Work instructions »
The records that follow must be repeated exactly, line by line.

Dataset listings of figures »
● ● ● ● ● ● ●

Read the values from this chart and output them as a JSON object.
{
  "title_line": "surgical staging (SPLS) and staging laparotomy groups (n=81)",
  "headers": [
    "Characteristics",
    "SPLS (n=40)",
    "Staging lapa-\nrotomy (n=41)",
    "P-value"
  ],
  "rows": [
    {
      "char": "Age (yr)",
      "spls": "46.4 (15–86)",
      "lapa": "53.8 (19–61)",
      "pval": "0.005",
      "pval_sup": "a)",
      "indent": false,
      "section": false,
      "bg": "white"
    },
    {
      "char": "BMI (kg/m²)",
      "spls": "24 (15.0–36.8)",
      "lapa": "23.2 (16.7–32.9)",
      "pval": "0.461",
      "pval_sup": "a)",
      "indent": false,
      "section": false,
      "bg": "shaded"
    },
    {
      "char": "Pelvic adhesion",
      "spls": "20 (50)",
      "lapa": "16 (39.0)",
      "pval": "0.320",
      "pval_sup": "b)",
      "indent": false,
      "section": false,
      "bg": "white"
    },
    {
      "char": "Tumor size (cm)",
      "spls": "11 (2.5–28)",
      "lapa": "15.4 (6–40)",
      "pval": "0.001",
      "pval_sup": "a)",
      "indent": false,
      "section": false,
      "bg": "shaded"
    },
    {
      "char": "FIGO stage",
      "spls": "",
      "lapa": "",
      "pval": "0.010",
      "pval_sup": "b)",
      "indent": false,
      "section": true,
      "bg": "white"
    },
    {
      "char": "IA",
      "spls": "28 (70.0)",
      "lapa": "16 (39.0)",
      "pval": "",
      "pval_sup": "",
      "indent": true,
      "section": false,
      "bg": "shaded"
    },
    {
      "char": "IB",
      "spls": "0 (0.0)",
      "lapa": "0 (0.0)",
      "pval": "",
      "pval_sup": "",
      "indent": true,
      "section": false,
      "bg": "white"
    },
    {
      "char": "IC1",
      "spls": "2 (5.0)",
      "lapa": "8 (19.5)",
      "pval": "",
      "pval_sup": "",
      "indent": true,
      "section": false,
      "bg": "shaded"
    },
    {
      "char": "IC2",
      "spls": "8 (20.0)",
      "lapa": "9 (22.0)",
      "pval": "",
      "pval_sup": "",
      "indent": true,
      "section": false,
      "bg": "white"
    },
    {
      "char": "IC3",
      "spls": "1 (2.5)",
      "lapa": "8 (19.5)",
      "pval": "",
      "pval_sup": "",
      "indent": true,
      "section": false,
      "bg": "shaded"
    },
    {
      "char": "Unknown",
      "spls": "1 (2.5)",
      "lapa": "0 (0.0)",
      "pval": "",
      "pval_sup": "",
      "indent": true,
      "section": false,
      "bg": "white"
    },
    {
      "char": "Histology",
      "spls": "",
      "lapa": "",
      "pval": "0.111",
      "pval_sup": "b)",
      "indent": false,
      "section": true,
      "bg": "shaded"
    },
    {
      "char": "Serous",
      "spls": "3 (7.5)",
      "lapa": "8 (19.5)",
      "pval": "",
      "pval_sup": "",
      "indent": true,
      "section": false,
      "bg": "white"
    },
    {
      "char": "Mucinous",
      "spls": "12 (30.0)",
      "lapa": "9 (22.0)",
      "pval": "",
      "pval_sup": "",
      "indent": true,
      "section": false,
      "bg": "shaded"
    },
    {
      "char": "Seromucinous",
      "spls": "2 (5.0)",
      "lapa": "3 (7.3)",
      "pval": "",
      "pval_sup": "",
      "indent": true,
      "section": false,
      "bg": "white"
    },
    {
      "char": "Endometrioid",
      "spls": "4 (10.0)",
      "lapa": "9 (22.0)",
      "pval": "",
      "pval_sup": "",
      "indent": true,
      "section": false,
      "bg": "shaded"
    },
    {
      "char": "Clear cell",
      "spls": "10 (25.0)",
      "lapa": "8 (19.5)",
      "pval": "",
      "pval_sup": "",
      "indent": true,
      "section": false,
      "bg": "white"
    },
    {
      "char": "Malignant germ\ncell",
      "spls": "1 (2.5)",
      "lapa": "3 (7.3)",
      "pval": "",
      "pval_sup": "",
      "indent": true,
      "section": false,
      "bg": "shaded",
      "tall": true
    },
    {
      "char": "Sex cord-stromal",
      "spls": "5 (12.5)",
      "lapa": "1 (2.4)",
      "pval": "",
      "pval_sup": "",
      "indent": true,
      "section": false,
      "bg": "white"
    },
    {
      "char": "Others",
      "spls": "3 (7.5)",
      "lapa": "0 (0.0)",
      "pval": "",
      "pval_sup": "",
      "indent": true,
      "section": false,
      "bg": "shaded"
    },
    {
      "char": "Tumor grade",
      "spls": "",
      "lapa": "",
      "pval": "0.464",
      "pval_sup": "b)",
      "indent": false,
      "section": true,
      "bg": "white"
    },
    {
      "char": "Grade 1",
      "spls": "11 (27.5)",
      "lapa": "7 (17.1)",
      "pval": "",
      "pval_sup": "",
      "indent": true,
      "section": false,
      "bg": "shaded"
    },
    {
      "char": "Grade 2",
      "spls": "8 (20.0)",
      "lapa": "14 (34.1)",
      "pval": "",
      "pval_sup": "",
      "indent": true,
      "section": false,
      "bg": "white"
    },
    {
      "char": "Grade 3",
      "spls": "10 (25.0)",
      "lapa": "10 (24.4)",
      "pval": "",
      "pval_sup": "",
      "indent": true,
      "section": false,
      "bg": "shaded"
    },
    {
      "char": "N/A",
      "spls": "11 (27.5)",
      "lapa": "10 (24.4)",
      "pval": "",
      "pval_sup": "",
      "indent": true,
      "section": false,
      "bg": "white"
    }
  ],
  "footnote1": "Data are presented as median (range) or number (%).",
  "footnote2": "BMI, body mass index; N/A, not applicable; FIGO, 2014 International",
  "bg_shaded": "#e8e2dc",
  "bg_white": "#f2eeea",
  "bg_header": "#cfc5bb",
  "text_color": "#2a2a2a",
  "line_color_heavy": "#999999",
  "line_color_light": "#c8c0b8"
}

● ● ● ● ● ● ●

Your solution »
Read the values from this chart and output them as a JSON object.
{
  "title_line": "surgical staging (SPLS) and staging laparotomy groups (n=81)",
  "headers": [
    "Characteristics",
    "SPLS (n=40)",
    "Staging lapa-\nrotomy (n=41)",
    "P-value"
  ],
  "rows": [
    {
      "char": "Age (yr)",
      "spls": "46.4 (15–86)",
      "lapa": "53.8 (19–61)",
      "pval": "0.005",
      "pval_sup": "a)",
      "indent": false,
      "section": false,
      "bg": "white"
    },
    {
      "char": "BMI (kg/m²)",
      "spls": "24 (15.0–36.8)",
      "lapa": "23.2 (16.7–32.9)",
      "pval": "0.461",
      "pval_sup": "a)",
      "indent": false,
      "section": false,
      "bg": "shaded"
    },
    {
      "char": "Pelvic adhesion",
      "spls": "20 (50)",
      "lapa": "16 (39.0)",
      "pval": "0.320",
      "pval_sup": "b)",
      "indent": false,
      "section": false,
      "bg": "white"
    },
    {
      "char": "Tumor size (cm)",
      "spls": "11 (2.5–28)",
      "lapa": "15.4 (6–40)",
      "pval": "0.001",
      "pval_sup": "a)",
      "indent": false,
      "section": false,
      "bg": "shaded"
    },
    {
      "char": "FIGO stage",
      "spls": "",
      "lapa": "",
      "pval": "0.010",
      "pval_sup": "b)",
      "indent": false,
      "section": true,
      "bg": "white"
    },
    {
      "char": "IA",
      "spls": "28 (70.0)",
      "lapa": "16 (39.0)",
      "pval": "",
      "pval_sup": "",
      "indent": true,
      "section": false,
      "bg": "shaded"
    },
    {
      "char": "IB",
      "spls": "0 (0.0)",
      "lapa": "0 (0.0)",
      "pval": "",
      "pval_sup": "",
      "indent": true,
      "section": false,
      "bg": "white"
    },
    {
      "char": "IC1",
      "spls": "2 (5.0)",
      "lapa": "8 (19.5)",
      "pval": "",
      "pval_sup": "",
      "indent": true,
      "section": false,
      "bg": "shaded"
    },
    {
      "char": "IC2",
      "spls": "8 (20.0)",
      "lapa": "9 (22.0)",
      "pval": "",
      "pval_sup": "",
      "indent": true,
      "section": false,
      "bg": "white"
    },
    {
      "char": "IC3",
      "spls": "1 (2.5)",
      "lapa": "8 (19.5)",
      "pval": "",
      "pval_sup": "",
      "indent": true,
      "section": false,
      "bg": "shaded"
    },
    {
      "char": "Unknown",
      "spls": "1 (2.5)",
      "lapa": "0 (0.0)",
      "pval": "",
      "pval_sup": "",
      "indent": true,
      "section": false,
      "bg": "white"
    },
    {
      "char": "Histology",
      "spls": "",
      "lapa": "",
      "pval": "0.111",
      "pval_sup": "b)",
      "indent": false,
      "section": true,
      "bg": "shaded"
    },
    {
      "char": "Serous",
      "spls": "3 (7.5)",
      "lapa": "8 (19.5)",
      "pval": "",
      "pval_sup": "",
      "indent": true,
      "section": false,
      "bg": "white"
    },
    {
      "char": "Mucinous",
      "spls": "12 (30.0)",
      "lapa": "9 (22.0)",
      "pval": "",
      "pval_sup": "",
      "indent": true,
      "section": false,
      "bg": "shaded"
    },
    {
      "char": "Seromucinous",
      "spls": "2 (5.0)",
      "lapa": "3 (7.3)",
      "pval": "",
      "pval_sup": "",
      "indent": true,
      "section": false,
      "bg": "white"
    },
    {
      "char": "Endometrioid",
      "spls": "4 (10.0)",
      "lapa": "9 (22.0)",
      "pval": "",
      "pval_sup": "",
      "indent": true,
      "section": false,
      "bg": "shaded"
    },
    {
      "char": "Clear cell",
      "spls": "10 (25.0)",
      "lapa": "8 (19.5)",
      "pval": "",
      "pval_sup": "",
      "indent": true,
      "section": false,
      "bg": "white"
    },
    {
      "char": "Malignant germ\ncell",
      "spls": "1 (2.5)",
      "lapa": "3 (7.3)",
      "pval": "",
      "pval_sup": "",
      "indent": true,
      "section": false,
      "bg": "shaded",
      "tall": true
    },
    {
      "char": "Sex cord-stromal",
      "spls": "5 (12.5)",
      "lapa": "1 (2.4)",
      "pval": "",
      "pval_sup": "",
      "indent": true,
      "section": false,
      "bg": "white"
    },
    {
      "char": "Others",
      "spls": "3 (7.5)",
      "lapa": "0 (0.0)",
      "pval": "",
      "pval_sup": "",
      "indent": true,
      "section": false,
      "bg": "shaded"
    },
    {
      "char": "Tumor grade",
      "spls": "",
      "lapa": "",
      "pval": "0.464",
      "pval_sup": "b)",
      "indent": false,
      "section": true,
      "bg": "white"
    },
    {
      "char": "Grade 1",
      "spls": "11 (27.5)",
      "lapa": "7 (17.1)",
      "pval": "",
      "pval_sup": "",
      "indent": true,
      "section": false,
      "bg": "shaded"
    },
    {
      "char": "Grade 2",
      "spls": "8 (20.0)",
      "lapa": "14 (34.1)",
      "pval": "",
      "pval_sup": "",
      "indent": true,
      "section": false,
      "bg": "white"
    },
    {
      "char": "Grade 3",
      "spls": "10 (25.0)",
      "lapa": "10 (24.4)",
      "pval": "",
      "pval_sup": "",
      "indent": true,
      "section": false,
      "bg": "shaded"
    },
    {
      "char": "N/A",
      "spls": "11 (27.5)",
      "lapa": "10 (24.4)",
      "pval": "",
      "pval_sup": "",
      "indent": true,
      "section": false,
      "bg": "white"
    }
  ],
  "footnote1": "Data are presented as median (range) or number (%).",
  "footnote2": "BMI, body mass index; N/A, not applicable; FIGO, 2014 International",
  "bg_shaded": "#e8e2dc",
  "bg_white": "#f2eeea",
  "bg_header": "#cfc5bb",
  "text_color": "#2a2a2a",
  "line_color_heavy": "#999999",
  "line_color_light": "#c8c0b8"
}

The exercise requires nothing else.